Re: internet media types and encoding

On Wednesday, April 9, 2003, 12:26:51 PM, Rick wrote:

RJ> From: "Chris Lilley" <chris@w3.org>

>> I really, really want to avoid the situation where an XML file is well
>> formed over the wire but ceases to be well formed when the server or
>> other backend, filesystem-based processor manipulates it because the
>> charset parameter is not present and the encoding declaration is
>> wrong.

RJ> Yes, it is increasingly important. It would be great to deprecate
RJ> text/xml. I don't know whether it will be possible to "stop"
RJ> people or not, but worth a try.

Well clearly you can't stop them by yellong STOP but you can reduce it
greatly just by making clear exactly what the drawbacks are, in
detail.

>> Transcoding proxies do exactly that - make XML documents not well
>> formed. the solution is to stop the dumb proxies breaking documents
>> and if you can't stop them, then just don't use text/xml..

RJ> For a robust system, every layer needs to have 1) formats accurately 
RJ> labelled for the next layer to dispatch and dissect and  2) mechanisms 
RJ> to test that the label is feasible for the data found.

Yes.

RJ> For example, in Internet protocols not only does a packet say "I am UDP" 
RJ> it also provides a checksum that can be used to verify. Above the XML 
RJ> level, not only does an element information set say "I am element x in 
RJ> namespace y" but we also can have a schema to validate it. For robustness, 
RJ> labelling needs to be paired with verification even if the verification is 
RJ> statistical or optional.

RJ> There are a handful of methods typically available for verification 
RJ> (error-detection): notably checksums, parsing and redundant codes.[1] 

RJ> XML 1.0 advanced textual formats by providing a workable labelling
RJ> mechanism for encoding. But we need a verification mechanism too:--
RJ> when we go up the protocol stacks XML is somewhat of a weak link.

xml:md5 ?

RJ> For encoding error-detection, XML 1.1 takes one small step backwards 
RJ> (by opening up the characters used in names) but then takes a very large 
RJ> step forwards (by not allowing most C1 control characters directly). 
RJ> (The C1 controls are roughly U+0080-U+009F: reserving these is enough
RJ> to detect many common encoding errors, in particular mislabelling
RJ> character sets --such as Big 5 or Win 1252 "ANSI"-- as ISO 8859-1.)

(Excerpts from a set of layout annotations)
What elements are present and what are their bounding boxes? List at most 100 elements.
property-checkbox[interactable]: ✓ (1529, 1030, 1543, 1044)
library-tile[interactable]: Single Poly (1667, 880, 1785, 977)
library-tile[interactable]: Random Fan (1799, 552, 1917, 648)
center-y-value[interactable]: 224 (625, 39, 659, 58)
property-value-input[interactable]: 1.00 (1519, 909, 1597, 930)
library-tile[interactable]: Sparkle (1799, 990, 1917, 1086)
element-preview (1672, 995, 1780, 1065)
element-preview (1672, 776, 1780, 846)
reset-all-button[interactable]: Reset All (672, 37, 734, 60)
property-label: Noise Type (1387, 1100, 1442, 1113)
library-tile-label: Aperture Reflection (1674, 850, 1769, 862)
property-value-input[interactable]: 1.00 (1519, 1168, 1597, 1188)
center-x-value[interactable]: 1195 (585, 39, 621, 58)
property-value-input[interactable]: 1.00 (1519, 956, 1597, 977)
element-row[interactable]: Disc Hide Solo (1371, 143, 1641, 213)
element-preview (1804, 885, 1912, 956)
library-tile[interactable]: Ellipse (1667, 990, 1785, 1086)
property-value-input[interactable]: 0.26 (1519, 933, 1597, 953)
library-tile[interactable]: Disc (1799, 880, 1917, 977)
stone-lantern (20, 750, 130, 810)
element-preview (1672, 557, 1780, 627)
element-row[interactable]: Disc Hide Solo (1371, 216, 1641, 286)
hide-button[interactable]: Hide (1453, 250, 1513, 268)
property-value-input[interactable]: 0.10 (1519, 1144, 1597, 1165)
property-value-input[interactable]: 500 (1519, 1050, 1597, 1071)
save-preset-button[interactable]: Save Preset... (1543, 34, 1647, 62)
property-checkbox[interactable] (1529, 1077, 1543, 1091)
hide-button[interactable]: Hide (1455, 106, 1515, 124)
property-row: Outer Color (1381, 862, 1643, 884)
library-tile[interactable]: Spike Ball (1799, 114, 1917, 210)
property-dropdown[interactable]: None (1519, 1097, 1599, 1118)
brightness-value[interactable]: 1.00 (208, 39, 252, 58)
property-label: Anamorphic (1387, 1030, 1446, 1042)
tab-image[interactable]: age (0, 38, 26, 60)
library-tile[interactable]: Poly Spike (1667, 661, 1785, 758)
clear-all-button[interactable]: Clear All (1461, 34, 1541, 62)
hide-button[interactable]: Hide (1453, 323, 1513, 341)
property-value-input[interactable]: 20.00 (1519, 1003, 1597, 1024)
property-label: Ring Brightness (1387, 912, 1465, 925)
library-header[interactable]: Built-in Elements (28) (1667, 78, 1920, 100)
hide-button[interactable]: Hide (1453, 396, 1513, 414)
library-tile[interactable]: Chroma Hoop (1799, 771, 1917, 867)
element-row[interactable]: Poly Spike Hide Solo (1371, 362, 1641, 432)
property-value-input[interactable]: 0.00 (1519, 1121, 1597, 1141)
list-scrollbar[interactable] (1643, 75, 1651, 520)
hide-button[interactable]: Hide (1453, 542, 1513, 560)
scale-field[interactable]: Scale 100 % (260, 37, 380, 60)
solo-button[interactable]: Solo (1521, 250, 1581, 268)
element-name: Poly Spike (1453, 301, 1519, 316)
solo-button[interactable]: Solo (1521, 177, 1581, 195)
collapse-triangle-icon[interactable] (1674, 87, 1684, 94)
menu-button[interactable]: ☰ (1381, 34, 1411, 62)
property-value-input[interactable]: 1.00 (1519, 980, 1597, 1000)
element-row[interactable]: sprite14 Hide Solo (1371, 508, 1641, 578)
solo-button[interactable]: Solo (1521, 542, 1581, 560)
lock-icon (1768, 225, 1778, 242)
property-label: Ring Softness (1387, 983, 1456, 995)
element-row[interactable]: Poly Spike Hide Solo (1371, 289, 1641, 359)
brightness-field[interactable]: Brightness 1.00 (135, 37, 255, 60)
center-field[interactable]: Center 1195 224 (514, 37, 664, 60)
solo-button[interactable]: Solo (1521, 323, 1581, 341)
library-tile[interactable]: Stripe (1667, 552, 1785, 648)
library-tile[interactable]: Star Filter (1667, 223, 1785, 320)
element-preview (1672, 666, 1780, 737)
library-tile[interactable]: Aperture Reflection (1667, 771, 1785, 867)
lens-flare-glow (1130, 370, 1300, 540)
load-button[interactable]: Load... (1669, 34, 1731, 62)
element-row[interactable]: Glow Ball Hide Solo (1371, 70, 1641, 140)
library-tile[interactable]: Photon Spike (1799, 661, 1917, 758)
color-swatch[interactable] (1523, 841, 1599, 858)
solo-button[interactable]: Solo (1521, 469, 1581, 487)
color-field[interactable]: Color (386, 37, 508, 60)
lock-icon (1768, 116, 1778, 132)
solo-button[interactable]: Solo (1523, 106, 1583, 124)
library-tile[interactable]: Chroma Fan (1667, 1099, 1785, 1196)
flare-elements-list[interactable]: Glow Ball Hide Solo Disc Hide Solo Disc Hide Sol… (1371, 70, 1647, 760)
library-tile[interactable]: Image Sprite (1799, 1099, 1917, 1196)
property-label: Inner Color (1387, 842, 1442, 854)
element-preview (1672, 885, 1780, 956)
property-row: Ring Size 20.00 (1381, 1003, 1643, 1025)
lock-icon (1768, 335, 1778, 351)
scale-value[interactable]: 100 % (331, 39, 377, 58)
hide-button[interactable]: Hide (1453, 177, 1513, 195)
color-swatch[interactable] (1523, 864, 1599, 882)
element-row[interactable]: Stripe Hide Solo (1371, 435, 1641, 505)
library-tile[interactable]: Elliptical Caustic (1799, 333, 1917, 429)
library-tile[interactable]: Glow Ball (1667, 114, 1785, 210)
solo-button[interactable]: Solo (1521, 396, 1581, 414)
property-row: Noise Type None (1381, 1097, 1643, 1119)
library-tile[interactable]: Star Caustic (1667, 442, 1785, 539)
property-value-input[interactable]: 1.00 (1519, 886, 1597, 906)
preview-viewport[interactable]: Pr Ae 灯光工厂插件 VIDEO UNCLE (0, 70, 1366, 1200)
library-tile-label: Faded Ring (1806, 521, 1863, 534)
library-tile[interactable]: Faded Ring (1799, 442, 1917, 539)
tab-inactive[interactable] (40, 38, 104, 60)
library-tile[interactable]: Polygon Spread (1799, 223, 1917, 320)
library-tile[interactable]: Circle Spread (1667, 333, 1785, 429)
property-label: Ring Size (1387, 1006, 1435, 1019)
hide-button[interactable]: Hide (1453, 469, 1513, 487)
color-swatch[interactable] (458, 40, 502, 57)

■ **Aim**: Continue the mailing-list discussion of internet media types and XML encoding from its final sentence. The data above is separate material and has no connection to the discussion of XML encoding.

■ **Exercise result**:
I hear you. There was a talk at XML 2002 USA where some guy was
talking about compression for XML messages, and giving statistics of
entropy and so on to show how much redundancy had been removed (using
XMill with considerable schema-based fine tuning knowledge of the
data types of attributes to get the best compression). I pointed out
that this reduction in message size came at a cost in terms of being
able to detect, and correct for, errors which might be useful in a
noisy communications link such as a battlefield.

RJ> It is not enough to huff and puff...oops...deprecate text/xml! In
RJ> concert with deprecation XML needs to reserve enough redundant
RJ> Unicode code points in critical unused areas so that XML
RJ> processers can detect as many character- encoding-labelling errors
RJ> as they can. This is also true with application/xml*.

Detect, or correct?

RJ> I hope the TAG will encourage the XML Core WG to improve and not
RJ> dump the C1 restrictions proposed in XML 1.1.

I wasn't aware that it was in danger of being dumped.

Its abundantly clear that all versions of Unicode from 1.0 to 4.0beta
have said and continue to say that 80 to 9F are control codes, not
printable characters (and further, they say what codes they are and
none of them have any business being in a markup language).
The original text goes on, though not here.